>>>
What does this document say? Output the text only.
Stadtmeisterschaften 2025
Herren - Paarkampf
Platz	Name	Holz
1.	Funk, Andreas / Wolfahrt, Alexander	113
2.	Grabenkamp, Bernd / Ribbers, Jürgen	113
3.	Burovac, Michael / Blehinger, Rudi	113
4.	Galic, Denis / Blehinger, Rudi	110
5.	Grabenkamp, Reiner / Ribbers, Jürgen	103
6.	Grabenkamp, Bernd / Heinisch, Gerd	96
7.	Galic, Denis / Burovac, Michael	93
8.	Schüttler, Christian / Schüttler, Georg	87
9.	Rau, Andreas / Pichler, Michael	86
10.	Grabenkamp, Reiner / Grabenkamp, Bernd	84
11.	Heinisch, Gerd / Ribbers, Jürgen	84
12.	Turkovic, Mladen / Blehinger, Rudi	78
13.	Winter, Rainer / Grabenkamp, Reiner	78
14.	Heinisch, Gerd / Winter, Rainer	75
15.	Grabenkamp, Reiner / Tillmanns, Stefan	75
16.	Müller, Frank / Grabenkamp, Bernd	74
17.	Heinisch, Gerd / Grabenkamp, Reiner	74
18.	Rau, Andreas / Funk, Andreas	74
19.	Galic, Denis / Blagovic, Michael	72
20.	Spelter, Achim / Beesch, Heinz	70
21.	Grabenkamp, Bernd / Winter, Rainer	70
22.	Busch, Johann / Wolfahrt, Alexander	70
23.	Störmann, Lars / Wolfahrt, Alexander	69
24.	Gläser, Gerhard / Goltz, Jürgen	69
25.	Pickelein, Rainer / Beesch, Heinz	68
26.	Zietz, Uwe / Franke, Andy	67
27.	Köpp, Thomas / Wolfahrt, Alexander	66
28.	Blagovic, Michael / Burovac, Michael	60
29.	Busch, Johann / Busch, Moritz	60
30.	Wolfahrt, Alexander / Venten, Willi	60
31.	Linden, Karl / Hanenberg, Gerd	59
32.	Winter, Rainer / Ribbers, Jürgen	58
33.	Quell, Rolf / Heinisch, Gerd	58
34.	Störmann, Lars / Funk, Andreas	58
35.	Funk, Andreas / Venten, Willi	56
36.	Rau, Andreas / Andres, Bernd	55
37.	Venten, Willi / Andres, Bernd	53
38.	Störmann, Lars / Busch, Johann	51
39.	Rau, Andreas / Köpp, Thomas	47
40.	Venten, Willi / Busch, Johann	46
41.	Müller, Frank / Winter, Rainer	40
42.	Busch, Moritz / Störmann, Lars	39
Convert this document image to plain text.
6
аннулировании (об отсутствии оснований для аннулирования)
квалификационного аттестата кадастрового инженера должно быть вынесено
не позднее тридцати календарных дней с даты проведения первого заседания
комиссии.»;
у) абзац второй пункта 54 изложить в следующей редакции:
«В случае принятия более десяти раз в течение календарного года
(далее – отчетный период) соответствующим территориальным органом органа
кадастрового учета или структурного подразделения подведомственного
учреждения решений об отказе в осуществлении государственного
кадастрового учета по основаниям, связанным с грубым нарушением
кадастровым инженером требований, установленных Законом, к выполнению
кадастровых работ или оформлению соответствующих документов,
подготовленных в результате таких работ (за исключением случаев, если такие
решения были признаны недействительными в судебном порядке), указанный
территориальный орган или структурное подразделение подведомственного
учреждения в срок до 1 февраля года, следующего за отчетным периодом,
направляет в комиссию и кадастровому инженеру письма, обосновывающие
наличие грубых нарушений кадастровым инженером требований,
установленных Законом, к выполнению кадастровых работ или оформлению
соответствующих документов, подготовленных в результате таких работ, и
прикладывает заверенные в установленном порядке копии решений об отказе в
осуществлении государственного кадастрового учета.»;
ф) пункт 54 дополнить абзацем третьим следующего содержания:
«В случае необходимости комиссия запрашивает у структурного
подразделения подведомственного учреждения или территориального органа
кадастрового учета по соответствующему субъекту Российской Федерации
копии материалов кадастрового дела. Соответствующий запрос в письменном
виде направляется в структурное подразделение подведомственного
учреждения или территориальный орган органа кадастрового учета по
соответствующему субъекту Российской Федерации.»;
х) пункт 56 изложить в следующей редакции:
<<<
Work to be completed:
Locate all lines in the listing above with the word "Wolfahrt". Copy them.

Reply:
1.	Funk, Andreas / Wolfahrt, Alexander	113
22.	Busch, Johann / Wolfahrt, Alexander	70
23.	Störmann, Lars / Wolfahrt, Alexander	69
27.	Köpp, Thomas / Wolfahrt, Alexander	66
30.	Wolfahrt, Alexander / Venten, Willi	60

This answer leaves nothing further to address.